▶ [Written instruction 1] Reproduce everything in the election coverage guide from "The Democratic strategist" down to "he never smiles.".

The U.S. presidential election is the biggest day for cable news channels, and the coverage of this year’s battle between Democrat candidate Barack Obama and his Republican counterpart John McCain will be exhaustive. Here’s your guide to the talking heads you’ll be spending the day with on CNN and FOX News Channel (with a few others thrown in for good measure.)

CNN:

Wolf Blitzer

Heading up the self-proclaimed “Best Political Team on Television”, the chronically serious Blitzer is host of CNN’s three-hour political news program The Situation Room. The man with the coolest name in news, actually, pretty much anywhere, started with Reuters in Tel Aviv in 1972, and, after 15 years as The Jerusalem Post’s Washington D.C.’s correspondent, joined CNN in 1990 as the station’s military affairs correspondent. Now do you understand why he’s so serious.

Anderson Cooper

Cooper hosts Anderson Cooper 360º, a prime-time politics news/talk show during which cameras swoop around him like something out of a Ridley Scott film. The silver fox moderated the CNN/YouTube Democratic and Republican Primary Debates and his book, Dispatches from the Edge, topped the New York Times bestseller list.

Campbell Brown

Brown hosts Campbell Brown: No Bias, No Bull, which seems an unfortunate name for a daily program about politics. Presumably she nicked the idea from rival talking head Bill O’Reilly’s No Spin Zone, which airs in the same timeslot on FOX News. Brown started off as a reporter in Topeka, Kansas, before moving to Richmond, Virginia, Baltimore and finally Washington D.C.

James Carville

The Democratic strategist who helped Bill Clinton get elected in 1992 — and helped Hillary fail this year — Carville is something of a celebrity. He has worked on election campaigns for the British, Canadian and Israeli Labor Parties. Carville is also a prolific author and has appeared in such films and TV shows as Old School, The Wedding Crashers, The Assassination of Jesse James, Spin City and Family Guy.

FOX News Channel (FNC):

Brit Hume

FNC’s Washington D.C. managing editor and host of Special Report with Brit Hume — the highest rating political program on U.S. cable television — Hume will anchor FOX’s election-day coverage. He has been covering U.S. politics since 1973 and he never smiles.

▶ [Written instruction 2] Rewrite everything in the records from the very start down to the line containing "- chevron-left-icon: ‹: [98, 32, 100, 38]", changing "Enumerate" to "List" and leaving the rest as it is.

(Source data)
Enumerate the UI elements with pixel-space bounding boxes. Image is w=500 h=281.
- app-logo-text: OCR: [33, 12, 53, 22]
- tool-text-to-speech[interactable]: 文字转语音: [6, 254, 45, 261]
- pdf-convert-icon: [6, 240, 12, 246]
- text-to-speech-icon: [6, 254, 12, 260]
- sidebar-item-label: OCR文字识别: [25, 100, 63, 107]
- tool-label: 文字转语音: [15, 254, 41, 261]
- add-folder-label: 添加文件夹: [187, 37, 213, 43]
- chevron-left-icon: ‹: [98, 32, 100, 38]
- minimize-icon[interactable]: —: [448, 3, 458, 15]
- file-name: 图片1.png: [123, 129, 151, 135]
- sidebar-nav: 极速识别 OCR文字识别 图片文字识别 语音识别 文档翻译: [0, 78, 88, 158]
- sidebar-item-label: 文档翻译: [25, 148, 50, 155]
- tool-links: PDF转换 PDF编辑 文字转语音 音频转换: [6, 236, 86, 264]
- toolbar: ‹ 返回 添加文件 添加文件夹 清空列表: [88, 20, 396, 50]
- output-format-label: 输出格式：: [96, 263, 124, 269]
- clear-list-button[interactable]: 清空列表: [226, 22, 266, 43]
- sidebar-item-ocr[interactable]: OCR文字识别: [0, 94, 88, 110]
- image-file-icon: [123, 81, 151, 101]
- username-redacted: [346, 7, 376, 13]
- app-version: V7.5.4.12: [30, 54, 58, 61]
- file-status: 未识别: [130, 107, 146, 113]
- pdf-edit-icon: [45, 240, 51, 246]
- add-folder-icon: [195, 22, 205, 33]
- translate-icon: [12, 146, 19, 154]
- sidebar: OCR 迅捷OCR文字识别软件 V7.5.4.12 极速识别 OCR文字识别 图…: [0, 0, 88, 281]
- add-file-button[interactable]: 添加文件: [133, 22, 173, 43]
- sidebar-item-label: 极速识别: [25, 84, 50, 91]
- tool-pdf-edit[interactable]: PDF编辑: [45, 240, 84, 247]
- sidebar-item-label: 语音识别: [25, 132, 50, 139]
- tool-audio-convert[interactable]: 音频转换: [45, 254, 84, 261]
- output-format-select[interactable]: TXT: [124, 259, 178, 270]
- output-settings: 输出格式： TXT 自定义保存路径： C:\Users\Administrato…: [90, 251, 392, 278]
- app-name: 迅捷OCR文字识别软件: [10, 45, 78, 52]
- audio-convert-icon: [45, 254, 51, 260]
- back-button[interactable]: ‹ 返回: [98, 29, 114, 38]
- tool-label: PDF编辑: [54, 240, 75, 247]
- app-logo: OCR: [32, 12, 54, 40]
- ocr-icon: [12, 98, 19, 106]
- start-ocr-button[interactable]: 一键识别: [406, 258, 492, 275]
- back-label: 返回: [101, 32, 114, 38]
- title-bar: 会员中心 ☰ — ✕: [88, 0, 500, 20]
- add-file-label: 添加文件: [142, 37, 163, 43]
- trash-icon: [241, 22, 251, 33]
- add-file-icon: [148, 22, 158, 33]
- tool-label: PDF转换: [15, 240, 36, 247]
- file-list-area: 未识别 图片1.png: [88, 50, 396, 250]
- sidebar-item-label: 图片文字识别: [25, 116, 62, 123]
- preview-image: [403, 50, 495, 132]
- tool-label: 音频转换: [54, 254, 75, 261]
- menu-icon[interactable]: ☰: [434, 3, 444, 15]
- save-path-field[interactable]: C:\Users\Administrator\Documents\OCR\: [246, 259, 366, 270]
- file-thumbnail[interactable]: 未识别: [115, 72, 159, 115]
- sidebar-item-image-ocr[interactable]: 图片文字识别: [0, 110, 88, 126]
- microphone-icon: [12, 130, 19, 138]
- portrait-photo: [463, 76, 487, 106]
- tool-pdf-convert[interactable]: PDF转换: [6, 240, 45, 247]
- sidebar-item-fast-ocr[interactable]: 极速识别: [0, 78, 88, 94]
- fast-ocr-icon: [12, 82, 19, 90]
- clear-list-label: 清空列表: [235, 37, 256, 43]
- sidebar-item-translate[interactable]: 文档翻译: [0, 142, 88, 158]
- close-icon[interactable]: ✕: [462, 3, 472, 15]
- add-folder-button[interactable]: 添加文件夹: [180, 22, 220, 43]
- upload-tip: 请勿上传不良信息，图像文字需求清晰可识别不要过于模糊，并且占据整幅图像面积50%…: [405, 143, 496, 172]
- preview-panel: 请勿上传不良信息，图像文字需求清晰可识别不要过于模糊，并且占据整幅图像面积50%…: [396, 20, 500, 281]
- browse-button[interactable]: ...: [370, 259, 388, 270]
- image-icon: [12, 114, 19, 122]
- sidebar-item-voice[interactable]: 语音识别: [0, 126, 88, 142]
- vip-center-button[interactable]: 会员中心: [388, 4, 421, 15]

▶ [Complete output 1]
The Democratic strategist who helped Bill Clinton get elected in 1992 — and helped Hillary fail this year — Carville is something of a celebrity. He has worked on election campaigns for the British, Canadian and Israeli Labor Parties. Carville is also a prolific author and has appeared in such films and TV shows as Old School, The Wedding Crashers, The Assassination of Jesse James, Spin City and Family Guy.

FOX News Channel (FNC):

Brit Hume

FNC’s Washington D.C. managing editor and host of Special Report with Brit Hume — the highest rating political program on U.S. cable television — Hume will anchor FOX’s election-day coverage. He has been covering U.S. politics since 1973 and he never smiles.

▶ [Complete output 2]
List the UI elements with pixel-space bounding boxes. Image is w=500 h=281.
- app-logo-text: OCR: [33, 12, 53, 22]
- tool-text-to-speech[interactable]: 文字转语音: [6, 254, 45, 261]
- pdf-convert-icon: [6, 240, 12, 246]
- text-to-speech-icon: [6, 254, 12, 260]
- sidebar-item-label: OCR文字识别: [25, 100, 63, 107]
- tool-label: 文字转语音: [15, 254, 41, 261]
- add-folder-label: 添加文件夹: [187, 37, 213, 43]
- chevron-left-icon: ‹: [98, 32, 100, 38]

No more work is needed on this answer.